■ Listed entries ■
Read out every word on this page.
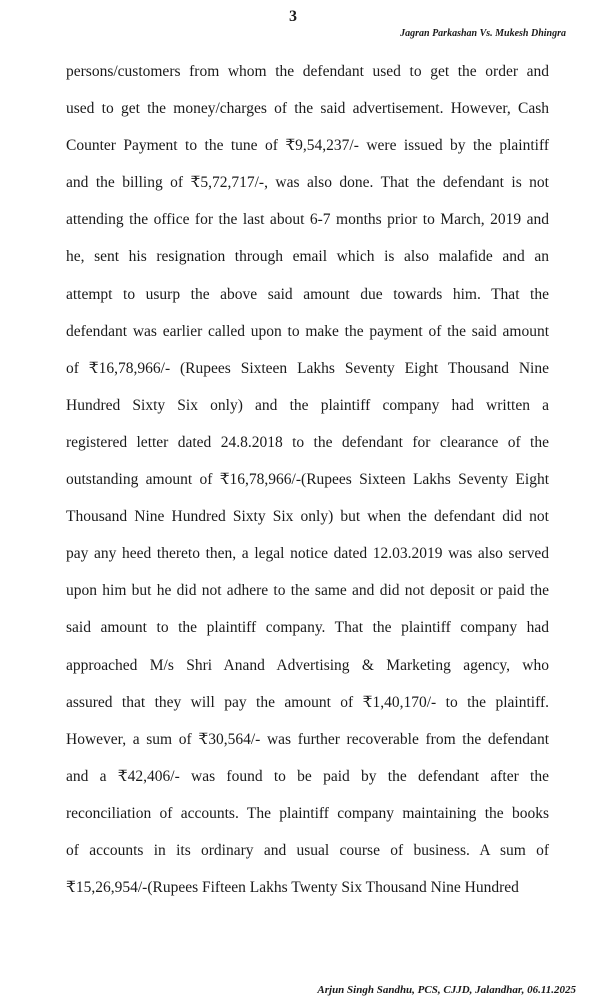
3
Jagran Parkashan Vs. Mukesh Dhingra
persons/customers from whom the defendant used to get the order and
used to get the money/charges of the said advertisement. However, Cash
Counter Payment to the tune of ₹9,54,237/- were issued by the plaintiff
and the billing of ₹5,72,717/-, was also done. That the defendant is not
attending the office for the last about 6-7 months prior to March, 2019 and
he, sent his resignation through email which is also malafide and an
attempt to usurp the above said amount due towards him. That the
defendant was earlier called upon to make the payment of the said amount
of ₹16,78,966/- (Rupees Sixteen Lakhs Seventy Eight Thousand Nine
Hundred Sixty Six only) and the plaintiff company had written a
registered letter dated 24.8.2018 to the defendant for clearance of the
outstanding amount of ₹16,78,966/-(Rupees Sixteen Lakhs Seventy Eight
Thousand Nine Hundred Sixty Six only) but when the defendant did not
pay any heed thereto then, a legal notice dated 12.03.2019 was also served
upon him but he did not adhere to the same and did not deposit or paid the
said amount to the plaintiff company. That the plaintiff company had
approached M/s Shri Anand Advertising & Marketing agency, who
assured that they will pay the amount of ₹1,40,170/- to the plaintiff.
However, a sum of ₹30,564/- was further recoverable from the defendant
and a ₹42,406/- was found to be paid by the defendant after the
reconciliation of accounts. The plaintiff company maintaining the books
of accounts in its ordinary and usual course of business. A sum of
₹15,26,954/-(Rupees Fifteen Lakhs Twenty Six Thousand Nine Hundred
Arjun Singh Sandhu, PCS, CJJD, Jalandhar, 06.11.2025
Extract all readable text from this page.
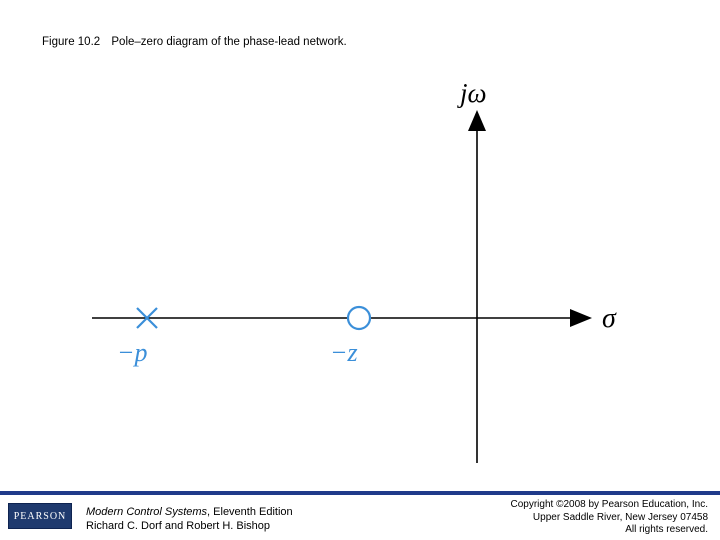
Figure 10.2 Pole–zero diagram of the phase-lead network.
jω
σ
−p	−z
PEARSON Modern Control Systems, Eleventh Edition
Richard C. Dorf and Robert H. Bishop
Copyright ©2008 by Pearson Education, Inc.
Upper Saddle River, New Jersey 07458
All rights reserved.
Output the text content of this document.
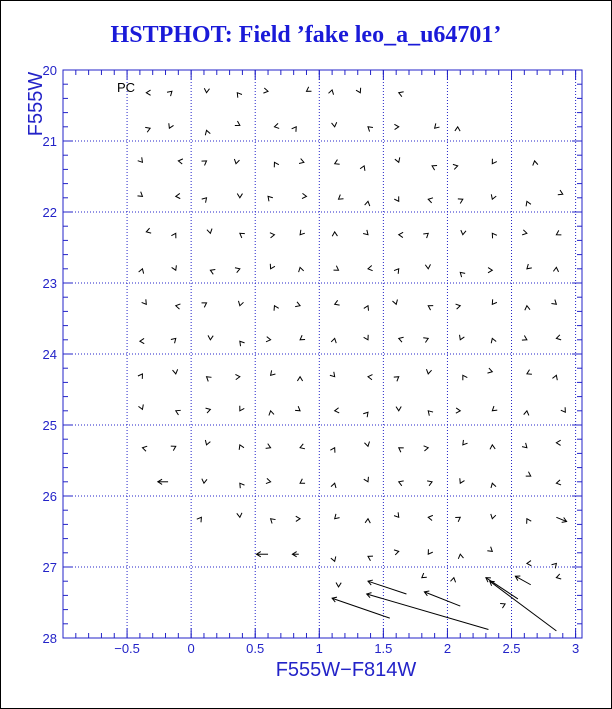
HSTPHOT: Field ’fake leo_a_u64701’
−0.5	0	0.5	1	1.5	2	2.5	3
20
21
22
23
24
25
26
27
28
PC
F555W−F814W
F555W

■ What is asked ■
Search the lines above for the string "Rupees", then show every one that has it.

■ Solution to the problem ■
of ₹16,78,966/- (Rupees Sixteen Lakhs Seventy Eight Thousand Nine
outstanding amount of ₹16,78,966/-(Rupees Sixteen Lakhs Seventy Eight
₹15,26,954/-(Rupees Fifteen Lakhs Twenty Six Thousand Nine Hundred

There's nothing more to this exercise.